PAGE EXTRACT =>
The Bug Geek

Insects. Doing Science. Other awesome, geeky stuff.

Field season in the Yukon – part 1 (the Yukon is ridiculously pretty)

Yours truly at the Arctic Circle – km 405.5 of the Dempster Highway

Now that the Moth Week wrap-up is finished, I wanted to share some pics from my adventures in the breathtakingly beautiful Yukon territory.  I can now proudly claim to have survived a trek up and down the infamous Dempster Highway!

The science was awesome and the the team I worked with was incredible, but first I just want to share the tourist-ey bits of my trip.

We landed in Whitehorse late on on Sunday evening; by noon the next day we were equipped with an SUV, RV (i.e., transportable lab space), groceries and protective gear (it’s bear country after all!) and were on the road with Tombstone Territorial Park as our goal for the first night’s camp.

GOAL =>
Copy the Yukon post above word for word, from its header through its final sentence. Rely on nothing but the Yukon post above.

DATASET ROWS =>
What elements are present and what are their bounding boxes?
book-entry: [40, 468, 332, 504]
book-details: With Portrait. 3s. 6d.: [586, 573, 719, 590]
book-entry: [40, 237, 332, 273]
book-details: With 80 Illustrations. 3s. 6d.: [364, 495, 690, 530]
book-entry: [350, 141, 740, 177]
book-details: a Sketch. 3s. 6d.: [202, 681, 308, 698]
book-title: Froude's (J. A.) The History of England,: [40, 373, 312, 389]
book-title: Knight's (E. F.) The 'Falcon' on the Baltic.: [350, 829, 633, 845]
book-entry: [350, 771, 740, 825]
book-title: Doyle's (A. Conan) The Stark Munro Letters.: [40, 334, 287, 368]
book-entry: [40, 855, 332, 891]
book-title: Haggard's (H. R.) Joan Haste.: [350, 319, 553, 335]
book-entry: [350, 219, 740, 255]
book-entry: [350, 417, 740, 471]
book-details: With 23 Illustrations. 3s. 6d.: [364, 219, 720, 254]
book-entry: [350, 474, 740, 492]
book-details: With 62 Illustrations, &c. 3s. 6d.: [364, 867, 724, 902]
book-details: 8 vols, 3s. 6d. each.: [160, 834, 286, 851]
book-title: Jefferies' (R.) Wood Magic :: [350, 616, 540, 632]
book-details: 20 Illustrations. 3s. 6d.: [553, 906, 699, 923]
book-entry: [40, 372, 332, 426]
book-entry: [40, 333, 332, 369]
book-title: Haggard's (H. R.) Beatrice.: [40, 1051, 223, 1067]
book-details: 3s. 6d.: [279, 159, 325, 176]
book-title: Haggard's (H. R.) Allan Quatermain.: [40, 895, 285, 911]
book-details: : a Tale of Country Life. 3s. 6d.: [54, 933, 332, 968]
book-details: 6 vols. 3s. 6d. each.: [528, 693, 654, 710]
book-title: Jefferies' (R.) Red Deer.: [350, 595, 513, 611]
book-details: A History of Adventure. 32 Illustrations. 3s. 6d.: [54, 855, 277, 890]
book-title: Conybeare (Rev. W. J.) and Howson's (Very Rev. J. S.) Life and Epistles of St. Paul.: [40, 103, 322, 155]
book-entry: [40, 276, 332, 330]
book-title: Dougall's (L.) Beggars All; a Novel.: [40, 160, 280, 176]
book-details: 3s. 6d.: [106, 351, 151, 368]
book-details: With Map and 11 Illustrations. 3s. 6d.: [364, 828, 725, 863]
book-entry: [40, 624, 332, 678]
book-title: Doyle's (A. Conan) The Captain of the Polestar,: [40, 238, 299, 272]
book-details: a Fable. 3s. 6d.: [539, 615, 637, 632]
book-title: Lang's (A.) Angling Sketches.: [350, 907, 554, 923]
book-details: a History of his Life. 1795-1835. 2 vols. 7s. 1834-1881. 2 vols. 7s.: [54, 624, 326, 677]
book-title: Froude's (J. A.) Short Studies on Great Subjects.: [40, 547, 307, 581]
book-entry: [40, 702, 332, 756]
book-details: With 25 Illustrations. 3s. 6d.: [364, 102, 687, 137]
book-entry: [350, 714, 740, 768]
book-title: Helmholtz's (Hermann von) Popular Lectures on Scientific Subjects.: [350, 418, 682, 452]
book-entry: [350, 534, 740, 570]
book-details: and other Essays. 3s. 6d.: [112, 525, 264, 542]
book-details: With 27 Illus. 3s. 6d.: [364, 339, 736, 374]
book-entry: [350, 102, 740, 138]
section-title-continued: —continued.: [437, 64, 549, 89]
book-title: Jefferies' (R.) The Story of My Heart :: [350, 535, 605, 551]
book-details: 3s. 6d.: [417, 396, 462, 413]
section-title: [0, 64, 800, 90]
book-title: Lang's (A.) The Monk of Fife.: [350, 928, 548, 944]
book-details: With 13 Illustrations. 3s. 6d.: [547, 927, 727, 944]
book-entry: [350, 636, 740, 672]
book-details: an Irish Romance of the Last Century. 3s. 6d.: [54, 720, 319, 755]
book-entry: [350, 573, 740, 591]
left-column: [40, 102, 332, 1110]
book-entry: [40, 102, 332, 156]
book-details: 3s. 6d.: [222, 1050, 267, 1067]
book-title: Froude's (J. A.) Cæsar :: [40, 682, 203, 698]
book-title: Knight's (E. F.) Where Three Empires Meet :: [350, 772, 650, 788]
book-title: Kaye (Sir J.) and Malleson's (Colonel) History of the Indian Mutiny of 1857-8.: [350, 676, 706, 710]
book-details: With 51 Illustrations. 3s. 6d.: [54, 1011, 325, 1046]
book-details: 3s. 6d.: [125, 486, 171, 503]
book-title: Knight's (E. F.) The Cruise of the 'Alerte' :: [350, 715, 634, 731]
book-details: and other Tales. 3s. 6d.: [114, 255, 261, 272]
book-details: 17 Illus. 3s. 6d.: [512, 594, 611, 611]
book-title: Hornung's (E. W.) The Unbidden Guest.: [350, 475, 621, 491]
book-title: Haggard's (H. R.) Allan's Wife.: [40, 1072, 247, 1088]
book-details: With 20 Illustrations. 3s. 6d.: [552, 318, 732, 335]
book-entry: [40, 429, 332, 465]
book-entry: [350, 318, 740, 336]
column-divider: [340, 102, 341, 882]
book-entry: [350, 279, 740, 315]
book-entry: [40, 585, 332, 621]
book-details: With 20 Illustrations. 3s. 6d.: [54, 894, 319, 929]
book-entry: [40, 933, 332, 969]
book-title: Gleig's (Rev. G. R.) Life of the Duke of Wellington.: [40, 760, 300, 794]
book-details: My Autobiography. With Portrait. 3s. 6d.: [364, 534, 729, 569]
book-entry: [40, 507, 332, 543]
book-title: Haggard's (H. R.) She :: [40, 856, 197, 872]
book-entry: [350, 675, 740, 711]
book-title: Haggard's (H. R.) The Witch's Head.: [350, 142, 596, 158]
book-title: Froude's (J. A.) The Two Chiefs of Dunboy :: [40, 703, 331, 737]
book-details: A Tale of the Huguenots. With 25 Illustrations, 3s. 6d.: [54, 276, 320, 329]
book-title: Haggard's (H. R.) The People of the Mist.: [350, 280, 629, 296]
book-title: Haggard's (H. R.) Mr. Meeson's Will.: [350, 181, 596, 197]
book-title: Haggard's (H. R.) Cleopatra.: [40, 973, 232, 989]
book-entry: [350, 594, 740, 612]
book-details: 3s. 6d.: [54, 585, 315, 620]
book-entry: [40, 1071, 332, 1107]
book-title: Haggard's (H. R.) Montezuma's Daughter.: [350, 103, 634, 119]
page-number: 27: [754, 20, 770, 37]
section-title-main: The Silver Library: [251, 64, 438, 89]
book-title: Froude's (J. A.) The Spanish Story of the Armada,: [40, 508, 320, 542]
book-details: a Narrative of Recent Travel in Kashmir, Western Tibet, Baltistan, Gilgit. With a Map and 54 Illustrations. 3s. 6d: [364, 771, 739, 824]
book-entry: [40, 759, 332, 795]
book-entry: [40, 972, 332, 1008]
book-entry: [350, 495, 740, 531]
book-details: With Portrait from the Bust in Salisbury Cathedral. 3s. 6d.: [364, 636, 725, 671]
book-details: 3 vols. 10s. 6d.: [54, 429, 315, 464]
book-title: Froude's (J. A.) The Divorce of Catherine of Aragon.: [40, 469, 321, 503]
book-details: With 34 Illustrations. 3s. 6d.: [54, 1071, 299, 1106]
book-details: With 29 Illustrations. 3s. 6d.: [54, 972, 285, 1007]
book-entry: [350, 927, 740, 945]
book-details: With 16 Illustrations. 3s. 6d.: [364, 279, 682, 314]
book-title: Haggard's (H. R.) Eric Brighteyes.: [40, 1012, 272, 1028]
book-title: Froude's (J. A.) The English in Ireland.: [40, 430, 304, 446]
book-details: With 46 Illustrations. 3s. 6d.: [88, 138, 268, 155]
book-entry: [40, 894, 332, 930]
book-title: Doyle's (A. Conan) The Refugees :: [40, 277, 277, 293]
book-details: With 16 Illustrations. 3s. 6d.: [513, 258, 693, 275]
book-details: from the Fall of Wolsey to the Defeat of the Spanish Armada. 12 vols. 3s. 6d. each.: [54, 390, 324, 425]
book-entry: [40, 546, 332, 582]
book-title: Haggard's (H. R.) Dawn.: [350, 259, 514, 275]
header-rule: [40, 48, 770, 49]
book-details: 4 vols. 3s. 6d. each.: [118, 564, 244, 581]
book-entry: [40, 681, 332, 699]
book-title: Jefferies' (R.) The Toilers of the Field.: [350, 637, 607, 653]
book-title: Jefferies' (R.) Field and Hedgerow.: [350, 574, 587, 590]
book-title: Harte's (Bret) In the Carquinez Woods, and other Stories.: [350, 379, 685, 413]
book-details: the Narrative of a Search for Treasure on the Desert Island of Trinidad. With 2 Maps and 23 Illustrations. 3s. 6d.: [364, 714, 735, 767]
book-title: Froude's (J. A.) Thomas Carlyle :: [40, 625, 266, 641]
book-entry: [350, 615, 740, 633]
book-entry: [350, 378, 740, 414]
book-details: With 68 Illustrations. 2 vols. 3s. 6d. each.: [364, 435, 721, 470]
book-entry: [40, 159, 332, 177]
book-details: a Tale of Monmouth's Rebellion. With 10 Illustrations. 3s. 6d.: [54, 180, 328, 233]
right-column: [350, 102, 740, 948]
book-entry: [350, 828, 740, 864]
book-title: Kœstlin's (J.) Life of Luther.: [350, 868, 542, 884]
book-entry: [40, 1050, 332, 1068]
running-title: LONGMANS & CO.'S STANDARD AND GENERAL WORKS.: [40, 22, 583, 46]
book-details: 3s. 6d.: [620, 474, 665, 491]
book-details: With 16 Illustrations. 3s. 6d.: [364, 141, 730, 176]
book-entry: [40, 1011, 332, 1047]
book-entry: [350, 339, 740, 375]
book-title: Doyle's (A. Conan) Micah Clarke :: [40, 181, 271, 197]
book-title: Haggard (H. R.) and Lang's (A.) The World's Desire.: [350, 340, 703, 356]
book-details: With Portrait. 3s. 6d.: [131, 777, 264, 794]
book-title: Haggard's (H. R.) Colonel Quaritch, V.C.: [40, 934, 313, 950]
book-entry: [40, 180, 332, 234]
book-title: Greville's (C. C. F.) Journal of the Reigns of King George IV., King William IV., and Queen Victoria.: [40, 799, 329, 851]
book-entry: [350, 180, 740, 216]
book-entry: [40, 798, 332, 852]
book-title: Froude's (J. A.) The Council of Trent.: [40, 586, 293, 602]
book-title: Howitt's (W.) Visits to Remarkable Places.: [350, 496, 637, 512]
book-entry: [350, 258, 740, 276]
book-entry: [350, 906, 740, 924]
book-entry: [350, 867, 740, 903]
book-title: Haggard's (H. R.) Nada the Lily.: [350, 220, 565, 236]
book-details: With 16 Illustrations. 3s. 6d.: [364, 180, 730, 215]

...

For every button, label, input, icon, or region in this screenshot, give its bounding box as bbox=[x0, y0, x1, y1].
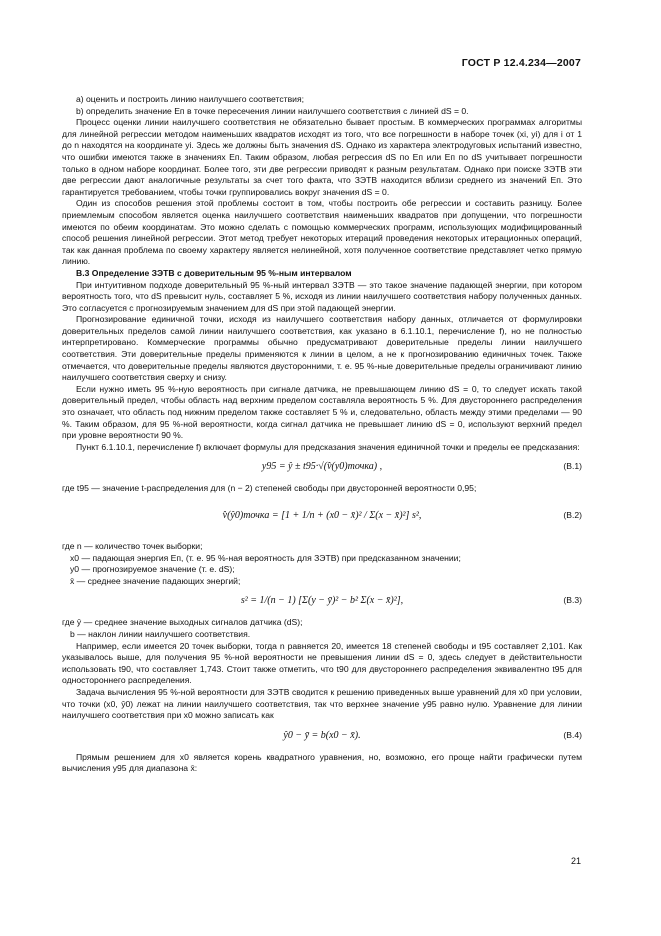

RESULT FOR THIS TASK =>
The Bug Geek

Insects. Doing Science. Other awesome, geeky stuff.

Field season in the Yukon – part 1 (the Yukon is ridiculously pretty)

Yours truly at the Arctic Circle – km 405.5 of the Dempster Highway

Now that the Moth Week wrap-up is finished, I wanted to share some pics from my adventures in the breathtakingly beautiful Yukon territory.  I can now proudly claim to have survived a trek up and down the infamous Dempster Highway!

The science was awesome and the the team I worked with was incredible, but first I just want to share the tourist-ey bits of my trip.

We landed in Whitehorse late on on Sunday evening; by noon the next day we were equipped with an SUV, RV (i.e., transportable lab space), groceries and protective gear (it’s bear country after all!) and were on the road with Tombstone Territorial Park as our goal for the first night’s camp.